═════ Excerpted records

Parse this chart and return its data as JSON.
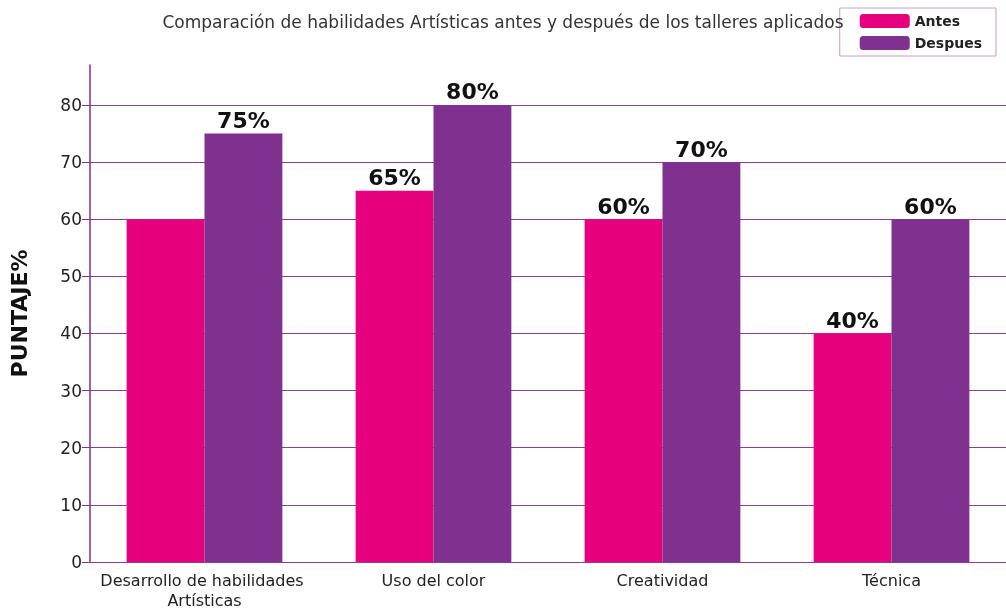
{
  "chart_data": {
    "type": "bar",
    "title": "Comparación de habilidades Artísticas antes y después de los talleres aplicados",
    "ylabel": "PUNTAJE%",
    "categories": [
      "Desarrollo de habilidades Artísticas",
      "Uso del color",
      "Creatividad",
      "Técnica"
    ],
    "series": [
      {
        "name": "Antes",
        "color": "#e6007e",
        "values": [
          60,
          65,
          60,
          40
        ],
        "value_labels": [
          null,
          "65%",
          "60%",
          "40%"
        ]
      },
      {
        "name": "Despues",
        "color": "#7e318e",
        "values": [
          75,
          80,
          70,
          60
        ],
        "value_labels": [
          "75%",
          "80%",
          "70%",
          "60%"
        ]
      }
    ],
    "ylim": [
      0,
      87
    ],
    "yticks": [
      0,
      10,
      20,
      30,
      40,
      50,
      60,
      70,
      80
    ],
    "grid": "y",
    "legend": "top right"
  }
}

══════════

Exercise task
Repeat the data exactly in full, omitting its pictures.

Worked solution
Parse this chart and return its data as JSON.
{
  "chart_data": {
    "type": "bar",
    "title": "Comparación de habilidades Artísticas antes y después de los talleres aplicados",
    "ylabel": "PUNTAJE%",
    "categories": [
      "Desarrollo de habilidades Artísticas",
      "Uso del color",
      "Creatividad",
      "Técnica"
    ],
    "series": [
      {
        "name": "Antes",
        "color": "#e6007e",
        "values": [
          60,
          65,
          60,
          40
        ],
        "value_labels": [
          null,
          "65%",
          "60%",
          "40%"
        ]
      },
      {
        "name": "Despues",
        "color": "#7e318e",
        "values": [
          75,
          80,
          70,
          60
        ],
        "value_labels": [
          "75%",
          "80%",
          "70%",
          "60%"
        ]
      }
    ],
    "ylim": [
      0,
      87
    ],
    "yticks": [
      0,
      10,
      20,
      30,
      40,
      50,
      60,
      70,
      80
    ],
    "grid": "y",
    "legend": "top right"
  }
}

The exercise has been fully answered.